### PROBLEM DETAILS
Each entry must appear again exactly as it does in the source.

### RECORDS SUPPLIED

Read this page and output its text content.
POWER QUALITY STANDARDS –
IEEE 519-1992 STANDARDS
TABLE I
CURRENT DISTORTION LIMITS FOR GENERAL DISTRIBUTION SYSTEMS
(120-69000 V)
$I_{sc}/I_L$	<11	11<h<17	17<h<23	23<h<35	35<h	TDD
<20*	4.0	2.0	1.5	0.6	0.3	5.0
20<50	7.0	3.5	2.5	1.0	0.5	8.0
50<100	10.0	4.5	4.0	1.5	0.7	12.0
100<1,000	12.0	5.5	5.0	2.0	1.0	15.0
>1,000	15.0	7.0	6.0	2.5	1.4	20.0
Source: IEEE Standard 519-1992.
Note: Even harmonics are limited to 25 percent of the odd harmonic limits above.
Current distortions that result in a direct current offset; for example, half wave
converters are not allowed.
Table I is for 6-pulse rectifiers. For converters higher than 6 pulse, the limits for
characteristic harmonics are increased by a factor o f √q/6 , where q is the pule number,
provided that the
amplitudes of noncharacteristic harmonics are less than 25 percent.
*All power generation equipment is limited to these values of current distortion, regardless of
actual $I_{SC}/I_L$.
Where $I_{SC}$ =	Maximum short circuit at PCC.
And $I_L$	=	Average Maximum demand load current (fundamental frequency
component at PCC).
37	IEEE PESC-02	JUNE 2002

### SOLUTION TO THIS PROBLEM
Read this page and output its text content.
POWER QUALITY STANDARDS –
IEEE 519-1992 STANDARDS
TABLE I
CURRENT DISTORTION LIMITS FOR GENERAL DISTRIBUTION SYSTEMS
(120-69000 V)
$I_{sc}/I_L$	<11	11<h<17	17<h<23	23<h<35	35<h	TDD
<20*	4.0	2.0	1.5	0.6	0.3	5.0
20<50	7.0	3.5	2.5	1.0	0.5	8.0
50<100	10.0	4.5	4.0	1.5	0.7	12.0
100<1,000	12.0	5.5	5.0	2.0	1.0	15.0
>1,000	15.0	7.0	6.0	2.5	1.4	20.0
Source: IEEE Standard 519-1992.
Note: Even harmonics are limited to 25 percent of the odd harmonic limits above.
Current distortions that result in a direct current offset; for example, half wave
converters are not allowed.
Table I is for 6-pulse rectifiers. For converters higher than 6 pulse, the limits for
characteristic harmonics are increased by a factor o f √q/6 , where q is the pule number,
provided that the
amplitudes of noncharacteristic harmonics are less than 25 percent.
*All power generation equipment is limited to these values of current distortion, regardless of
actual $I_{SC}/I_L$.
Where $I_{SC}$ =	Maximum short circuit at PCC.
And $I_L$	=	Average Maximum demand load current (fundamental frequency
component at PCC).
37	IEEE PESC-02	JUNE 2002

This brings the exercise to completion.